指示: 西日本新聞社の押し紙訴訟を扱った文章を、最後の文の後から書き進めてください。

本文抜粋:
----------------------------------------
西日本新聞社(以下「被告」と言います。)は、明治10年3月、西南の役で騒然とする九州の一角、現在の福岡市中央区天神に誕生した「筑紫新聞」を源流とする九州を代表するブロック紙であります。読売新聞が九州に進出してきたときは、これを真正面から迎え撃った歴史と伝統を有する創刊150年を迎えんとする新聞社です。しかし、昭和40年代に全国に先駆けて押し紙を解決した隣県の熊本日々新聞社の経営姿勢と比べると、押し紙をなくそうとする姿勢が見られませんので、なんとも残念です。
*被告の押し紙政策の問題点は、昨年10月15日の「西日本新聞押し紙訴訟判決期日のご報告」と12月26日の「西日本新聞福岡地裁敗訴判決のお知らせ」で紹介しております。
◆第1の問題は、被告が販売店からの注文は書面ではなく電話で受け付けていると主張している点です。
被告は、販売店に部数注文表をFAX送信するよう指示していますが、そこに記載された部数は参考にすぎず、正式な注文は電話で受け付けていると主張しています。
被告がそのような主張をするのは、部数注文表に記載された部数と実際の供給部数が一致していないからです。部数注文表に記載された部数が正式な注文部数であれば、実際に供給している部数と一致していない理由を説明する必要が出てきます。
被告は平成11年告示の押し紙禁止規定の「注文した部数」は文字通り販売店が注文した部数を意味するとの解釈をとっていますので、実際に供給した部数が、部数注文表記載の注文部数を超えれば、直ちに、独禁法違反の押し紙が成立します。
そこで、被告は部数注文表記載の部数は参考に過ぎず、電話による注文部数が正式な注文部数であると主張せざるを得なくなっているのです。
本件原告をはじめ被告の販売店は、注文部数を自由に決める権利は認められていないため、被告から指示された部数を仕入れざるを得ない弱い立場におかれています。
今回の押し紙裁判の提訴にあたり、佐賀県の販売店の店主が電話の会話を録音していることがわかり、録音データーを再生したところ、電話で部数を注文していないことを証明することが可能との結論に至りました。私どもは、本件裁判でも、佐賀県販売店の店主の録音データーとその反訳文を証拠として提出しました。ところが、被告は私どもが思いもつかない反論をしてきました。録音の最後の方に担当の声は聞こえないものの販売店主が「ハイ、ハイ」と答えている箇所があります。被告は、この箇所で担当が販売店主に対し、「注文部数は前月と同じでいいですか」という質問をしており、それに対し販売店主が「ハイ」と答えていると主張したのです。
裁判官は電話の向こうがわの担当の声が聞こえていないのに、「注文部数は前月と同じでいいですか」といった会話がなされているとの被告の主張をそのまま認めました。あらかじめ、結論ありきの判決だったことがわかります。
◆第2の問題は、「4・10増減」の問題です。本件では、4月と10月に普段より200部も多い新聞が供給されています。
被告は、原告が4月と10月に200部多い部数を注文したのは折込広告料と補助金を得るのが目的であるとして、被告には何の責任もないと主張しました。被告が原告に対し、4月と10月に普段の月より200部多い部数を注文させているのは、押し紙の仕入代金の赤字を折込広告収入で補填させるのが目的です。
----------------------------------------
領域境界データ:
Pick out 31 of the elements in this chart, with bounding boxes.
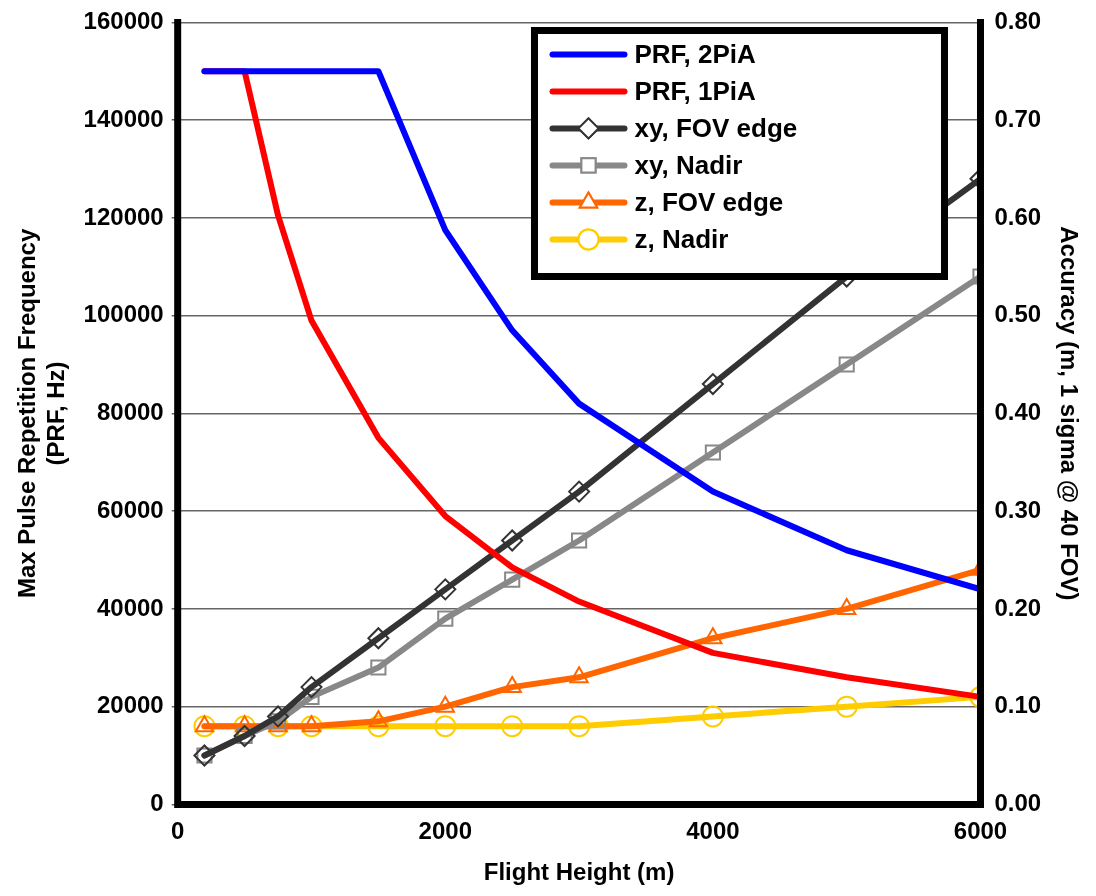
legend-label: PRF, 2PiA [634,38,757,69]
legend-label: z, FOV edge [634,186,784,217]
legend-label: PRF, 1PiA [634,75,757,106]
x-tick-label: 2000 [418,817,472,845]
legend-label: xy, FOV edge [634,112,798,143]
y-tick-label: 40000 [96,593,164,621]
legend-label: xy, Nadir [634,149,743,180]
y-tick-label: 60000 [96,495,164,523]
y-tick-label: 20000 [96,691,164,719]
y2-tick-label: 0.80 [994,7,1042,35]
legend-label: z, Nadir [634,223,729,254]
y-axis-title: Max Pulse Repetition Frequency (PRF, Hz) [13,228,69,599]
y-tick-label: 140000 [83,104,164,132]
x-tick-label: 4000 [686,817,740,845]
y2-tick-label: 0.70 [994,104,1042,132]
y2-axis-title: Accuracy (m, 1 sigma @ 40 FOV) [1055,226,1083,601]
y2-tick-label: 0.50 [994,300,1042,328]
y-tick-label: 120000 [83,202,164,230]
y-tick-label: 100000 [83,300,164,328]
x-tick-label: 6000 [953,817,1008,845]
y2-tick-label: 0.30 [994,495,1042,523]
y2-tick-label: 0.00 [994,789,1042,817]
y-tick-label: 0 [150,789,164,817]
x-axis-title: Flight Height (m) [483,858,675,886]
y2-tick-label: 0.10 [994,691,1042,719]
y2-tick-label: 0.20 [994,593,1042,621]
x-tick-label: 0 [171,817,185,845]
y2-tick-label: 0.60 [994,202,1042,230]
y-tick-label: 80000 [96,398,164,426]
y2-tick-label: 0.40 [994,398,1042,426]
y-tick-label: 160000 [83,7,164,35]
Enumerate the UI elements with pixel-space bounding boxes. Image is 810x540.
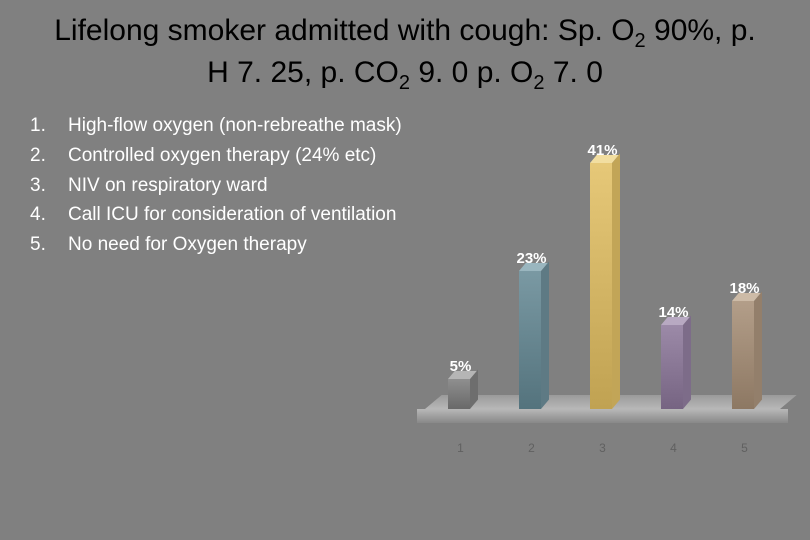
list-number: 3.	[30, 174, 68, 198]
slide-title: Lifelong smoker admitted with cough: Sp.…	[0, 0, 810, 104]
list-item: 3.NIV on respiratory ward	[30, 174, 425, 198]
bars-container: 5%23%41%14%18%	[425, 123, 780, 423]
list-text: Controlled oxygen therapy (24% etc)	[68, 144, 425, 168]
list-item: 2.Controlled oxygen therapy (24% etc)	[30, 144, 425, 168]
list-number: 4.	[30, 203, 68, 227]
bar: 14%	[638, 304, 709, 423]
list-item: 4.Call ICU for consideration of ventilat…	[30, 203, 425, 227]
bar: 18%	[709, 280, 780, 423]
x-axis-label: 5	[709, 441, 780, 455]
x-axis-labels: 12345	[425, 441, 780, 455]
x-axis-label: 1	[425, 441, 496, 455]
list-item: 1.High-flow oxygen (non-rebreathe mask)	[30, 114, 425, 138]
list-number: 1.	[30, 114, 68, 138]
bar: 5%	[425, 358, 496, 423]
chart-area: 5%23%41%14%18% 12345	[425, 114, 790, 263]
list-number: 5.	[30, 233, 68, 257]
list-text: High-flow oxygen (non-rebreathe mask)	[68, 114, 425, 138]
options-list: 1.High-flow oxygen (non-rebreathe mask)2…	[30, 114, 425, 263]
x-axis-label: 2	[496, 441, 567, 455]
x-axis-label: 3	[567, 441, 638, 455]
list-text: NIV on respiratory ward	[68, 174, 425, 198]
list-text: Call ICU for consideration of ventilatio…	[68, 203, 425, 227]
bar: 41%	[567, 142, 638, 423]
content-area: 1.High-flow oxygen (non-rebreathe mask)2…	[0, 104, 810, 263]
list-text: No need for Oxygen therapy	[68, 233, 425, 257]
list-number: 2.	[30, 144, 68, 168]
x-axis-label: 4	[638, 441, 709, 455]
bar: 23%	[496, 250, 567, 423]
list-item: 5.No need for Oxygen therapy	[30, 233, 425, 257]
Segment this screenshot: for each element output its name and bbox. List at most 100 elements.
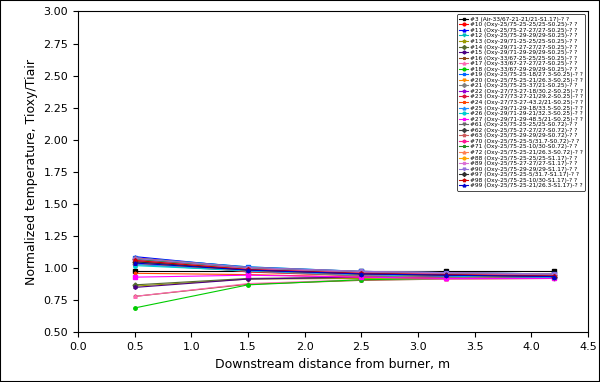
- Line: #62 (Oxy-25/75-27-27/27-S0.72)-? ?: #62 (Oxy-25/75-27-27/27-S0.72)-? ?: [133, 257, 556, 277]
- #89 (Oxy-25/75-27-27/27-S1.17)-? ?: [131, 258, 138, 263]
- #3 (Air-33/67-21-21/21-S1.17)-? ?: [550, 269, 557, 273]
- #21 (Oxy-25/75-25-37/21-S0.25)-? ?: [244, 269, 251, 274]
- Line: #61 (Oxy-25/75-25-25/25-S0.72)-? ?: #61 (Oxy-25/75-25-25/25-S0.72)-? ?: [133, 260, 556, 278]
- #72 (Oxy-25/75-25-21/26.3-S0.72)-? ?: [244, 268, 251, 272]
- #17 (Oxy-33/67-27-27/27-S0.25)-? ?: [244, 281, 251, 286]
- #63 (Oxy-25/75-29-29/29-S0.72)-? ?: [131, 256, 138, 260]
- #98 (Oxy-25/75-25-10/30-S1.17)-? ?: [244, 267, 251, 272]
- Line: #70 (Oxy-25/75-25-5/31.7-S0.72)-? ?: #70 (Oxy-25/75-25-5/31.7-S0.72)-? ?: [133, 259, 556, 277]
- #18 (Oxy-33/67-29-29/29-S0.25)-? ?: [131, 306, 138, 310]
- Line: #11 (Oxy-25/75-27-27/27-S0.25)-? ?: #11 (Oxy-25/75-27-27/27-S0.25)-? ?: [133, 255, 556, 277]
- #62 (Oxy-25/75-27-27/27-S0.72)-? ?: [131, 257, 138, 261]
- #18 (Oxy-33/67-29-29/29-S0.25)-? ?: [358, 277, 365, 282]
- #20 (Oxy-25/75-25-21/26.3-S0.25)-? ?: [550, 274, 557, 278]
- #17 (Oxy-33/67-27-27/27-S0.25)-? ?: [550, 276, 557, 281]
- #27 (Oxy-29/71-29-48.5/21-S0.25)-? ?: [244, 273, 251, 277]
- #14 (Oxy-29/71-27-27/27-S0.25)-? ?: [358, 275, 365, 280]
- #27 (Oxy-29/71-29-48.5/21-S0.25)-? ?: [550, 276, 557, 281]
- #20 (Oxy-25/75-25-21/26.3-S0.25)-? ?: [131, 258, 138, 263]
- #90 (Oxy-25/75-29-29/29-S1.17)-? ?: [131, 256, 138, 261]
- Line: #23 (Oxy-27/73-27-21/29.2-S0.25)-? ?: #23 (Oxy-27/73-27-21/29.2-S0.25)-? ?: [133, 260, 556, 278]
- Legend: #3 (Air-33/67-21-21/21-S1.17)-? ?, #10 (Oxy-25/75-25-25/25-S0.25)-? ?, #11 (Oxy-: #3 (Air-33/67-21-21/21-S1.17)-? ?, #10 (…: [457, 15, 585, 191]
- #72 (Oxy-25/75-25-21/26.3-S0.72)-? ?: [550, 274, 557, 279]
- #15 (Oxy-29/71-29-29/29-S0.25)-? ?: [244, 277, 251, 282]
- #11 (Oxy-25/75-27-27/27-S0.25)-? ?: [443, 272, 450, 276]
- #88 (Oxy-25/75-25-25/25-S1.17)-? ?: [443, 273, 450, 277]
- #23 (Oxy-27/73-27-21/29.2-S0.25)-? ?: [358, 272, 365, 276]
- #62 (Oxy-25/75-27-27/27-S0.72)-? ?: [244, 267, 251, 271]
- #88 (Oxy-25/75-25-25/25-S1.17)-? ?: [550, 274, 557, 279]
- #63 (Oxy-25/75-29-29/29-S0.72)-? ?: [244, 265, 251, 270]
- #12 (Oxy-25/75-29-29/29-S0.25)-? ?: [443, 270, 450, 275]
- #16 (Oxy-33/67-25-25/25-S0.25)-? ?: [550, 276, 557, 281]
- #17 (Oxy-33/67-27-27/27-S0.25)-? ?: [131, 294, 138, 299]
- #19 (Oxy-25/75-25-18/27.3-S0.25)-? ?: [131, 256, 138, 260]
- #26 (Oxy-29/71-29-21/32.3-S0.25)-? ?: [131, 263, 138, 268]
- #72 (Oxy-25/75-25-21/26.3-S0.72)-? ?: [358, 272, 365, 276]
- #25 (Oxy-29/71-29-18/33.5-S0.25)-? ?: [358, 272, 365, 276]
- #25 (Oxy-29/71-29-18/33.5-S0.25)-? ?: [131, 262, 138, 267]
- #10 (Oxy-25/75-25-25/25-S0.25)-? ?: [550, 276, 557, 281]
- #19 (Oxy-25/75-25-18/27.3-S0.25)-? ?: [244, 265, 251, 269]
- #97 (Oxy-25/75-25-5/31.7-S1.17)-? ?: [358, 272, 365, 276]
- Y-axis label: Normalized temperature, Tioxy/Tiair: Normalized temperature, Tioxy/Tiair: [25, 59, 38, 285]
- #18 (Oxy-33/67-29-29/29-S0.25)-? ?: [550, 275, 557, 280]
- #22 (Oxy-27/73-27-18/30.2-S0.25)-? ?: [131, 261, 138, 265]
- #22 (Oxy-27/73-27-18/30.2-S0.25)-? ?: [244, 269, 251, 273]
- #11 (Oxy-25/75-27-27/27-S0.25)-? ?: [358, 270, 365, 275]
- #23 (Oxy-27/73-27-21/29.2-S0.25)-? ?: [131, 259, 138, 264]
- #71 (Oxy-25/75-25-10/30-S0.72)-? ?: [131, 257, 138, 261]
- #71 (Oxy-25/75-25-10/30-S0.72)-? ?: [358, 270, 365, 275]
- Line: #13 (Oxy-29/71-25-25/25-S0.25)-? ?: #13 (Oxy-29/71-25-25/25-S0.25)-? ?: [133, 275, 556, 288]
- #13 (Oxy-29/71-25-25/25-S0.25)-? ?: [358, 276, 365, 281]
- #11 (Oxy-25/75-27-27/27-S0.25)-? ?: [244, 265, 251, 270]
- #99 (Oxy-25/75-25-21/26.3-S1.17)-? ?: [358, 272, 365, 276]
- #17 (Oxy-33/67-27-27/27-S0.25)-? ?: [443, 277, 450, 282]
- Line: #19 (Oxy-25/75-25-18/27.3-S0.25)-? ?: #19 (Oxy-25/75-25-18/27.3-S0.25)-? ?: [133, 256, 556, 276]
- #97 (Oxy-25/75-25-5/31.7-S1.17)-? ?: [131, 259, 138, 264]
- #24 (Oxy-27/73-27-43.2/21-S0.25)-? ?: [244, 272, 251, 277]
- #3 (Air-33/67-21-21/21-S1.17)-? ?: [131, 269, 138, 273]
- #61 (Oxy-25/75-25-25/25-S0.72)-? ?: [358, 272, 365, 276]
- #97 (Oxy-25/75-25-5/31.7-S1.17)-? ?: [443, 273, 450, 277]
- Line: #98 (Oxy-25/75-25-10/30-S1.17)-? ?: #98 (Oxy-25/75-25-10/30-S1.17)-? ?: [133, 259, 556, 278]
- #12 (Oxy-25/75-29-29/29-S0.25)-? ?: [550, 272, 557, 276]
- #3 (Air-33/67-21-21/21-S1.17)-? ?: [358, 269, 365, 273]
- #21 (Oxy-25/75-25-37/21-S0.25)-? ?: [358, 274, 365, 278]
- Line: #10 (Oxy-25/75-25-25/25-S0.25)-? ?: #10 (Oxy-25/75-25-25/25-S0.25)-? ?: [133, 259, 556, 280]
- #70 (Oxy-25/75-25-5/31.7-S0.72)-? ?: [244, 267, 251, 271]
- #24 (Oxy-27/73-27-43.2/21-S0.25)-? ?: [550, 276, 557, 281]
- #20 (Oxy-25/75-25-21/26.3-S0.25)-? ?: [443, 272, 450, 277]
- #61 (Oxy-25/75-25-25/25-S0.72)-? ?: [443, 273, 450, 277]
- Line: #12 (Oxy-25/75-29-29/29-S0.25)-? ?: #12 (Oxy-25/75-29-29/29-S0.25)-? ?: [133, 256, 556, 276]
- Line: #14 (Oxy-29/71-27-27/27-S0.25)-? ?: #14 (Oxy-29/71-27-27/27-S0.25)-? ?: [133, 275, 556, 286]
- #24 (Oxy-27/73-27-43.2/21-S0.25)-? ?: [358, 275, 365, 280]
- #11 (Oxy-25/75-27-27/27-S0.25)-? ?: [550, 273, 557, 277]
- Line: #90 (Oxy-25/75-29-29/29-S1.17)-? ?: #90 (Oxy-25/75-29-29/29-S1.17)-? ?: [133, 257, 556, 276]
- Line: #88 (Oxy-25/75-25-25/25-S1.17)-? ?: #88 (Oxy-25/75-25-25/25-S1.17)-? ?: [133, 261, 556, 278]
- Line: #21 (Oxy-25/75-25-37/21-S0.25)-? ?: #21 (Oxy-25/75-25-37/21-S0.25)-? ?: [133, 262, 556, 280]
- #99 (Oxy-25/75-25-21/26.3-S1.17)-? ?: [244, 268, 251, 272]
- X-axis label: Downstream distance from burner, m: Downstream distance from burner, m: [215, 358, 451, 371]
- #24 (Oxy-27/73-27-43.2/21-S0.25)-? ?: [443, 276, 450, 281]
- #23 (Oxy-27/73-27-21/29.2-S0.25)-? ?: [244, 268, 251, 272]
- #10 (Oxy-25/75-25-25/25-S0.25)-? ?: [443, 275, 450, 280]
- #18 (Oxy-33/67-29-29/29-S0.25)-? ?: [443, 276, 450, 281]
- #15 (Oxy-29/71-29-29/29-S0.25)-? ?: [443, 274, 450, 279]
- #89 (Oxy-25/75-27-27/27-S1.17)-? ?: [550, 273, 557, 277]
- #71 (Oxy-25/75-25-10/30-S0.72)-? ?: [550, 273, 557, 277]
- Line: #27 (Oxy-29/71-29-48.5/21-S0.25)-? ?: #27 (Oxy-29/71-29-48.5/21-S0.25)-? ?: [133, 274, 556, 280]
- #70 (Oxy-25/75-25-5/31.7-S0.72)-? ?: [550, 273, 557, 277]
- Line: #17 (Oxy-33/67-27-27/27-S0.25)-? ?: #17 (Oxy-33/67-27-27/27-S0.25)-? ?: [133, 277, 556, 298]
- Line: #63 (Oxy-25/75-29-29/29-S0.72)-? ?: #63 (Oxy-25/75-29-29/29-S0.72)-? ?: [133, 256, 556, 276]
- #61 (Oxy-25/75-25-25/25-S0.72)-? ?: [131, 259, 138, 264]
- Line: #71 (Oxy-25/75-25-10/30-S0.72)-? ?: #71 (Oxy-25/75-25-10/30-S0.72)-? ?: [133, 257, 556, 277]
- #88 (Oxy-25/75-25-25/25-S1.17)-? ?: [131, 261, 138, 265]
- Line: #26 (Oxy-29/71-29-21/32.3-S0.25)-? ?: #26 (Oxy-29/71-29-21/32.3-S0.25)-? ?: [133, 264, 556, 279]
- Line: #97 (Oxy-25/75-25-5/31.7-S1.17)-? ?: #97 (Oxy-25/75-25-5/31.7-S1.17)-? ?: [133, 260, 556, 278]
- #27 (Oxy-29/71-29-48.5/21-S0.25)-? ?: [131, 275, 138, 280]
- #98 (Oxy-25/75-25-10/30-S1.17)-? ?: [358, 271, 365, 275]
- #89 (Oxy-25/75-27-27/27-S1.17)-? ?: [358, 270, 365, 275]
- #12 (Oxy-25/75-29-29/29-S0.25)-? ?: [131, 256, 138, 260]
- #25 (Oxy-29/71-29-18/33.5-S0.25)-? ?: [244, 269, 251, 273]
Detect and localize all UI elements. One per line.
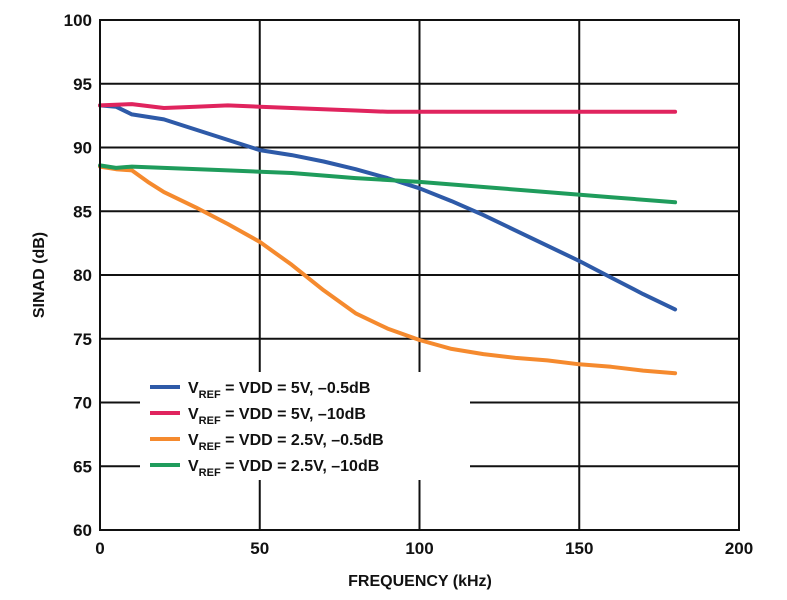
----------------------------------------
解答:
郡部の販売店では、4月と10月の部数がその後半年間の折込広告部数決定の基準とされています。そのため、被告は子会社である折込広告会社が、原告販売店の4月と10月の部数について普段の月より200部多い部数を折込広告主に公表出来るようにしているのです。
この折込広告料詐欺のスキームは被告が独自に考えだしたものではなく、新聞業界全体で考案したスキームだと考えられます。
この問題については、黒薮さんが2021年7月28日の「元店主が西日本新聞社を『押し紙』で提訴、3050万円の損害賠償、はじめて『4・10増減』問題が法廷へ」という記事で詳しく紹介ておられます。是非、御一読ください。
押し紙と広告料の詐欺は、手段と目的の関係にあります。私ども押し紙裁判を担当している弁護士は、広告料の詐欺の主犯は新聞社であるとかねてより公言してきました。ネット社会が普及したおかげで、押し紙問題はもはや世界的にも知られるようになっていますので、新聞社が裁判でいくら責任を販売店に押し付けようとしても、社会的にはますます信用を失うだけです。
◆私は以前、「押し紙問題で本当に恐ろしいのは、新聞社が押し紙の存在を隠蔽して責任逃れすることより、裁判所が新聞社の味方をして販売店の権利救済に背を背けていることである。」という趣旨の意見を述べたことがあります。今でも、その考えに変わりはありません。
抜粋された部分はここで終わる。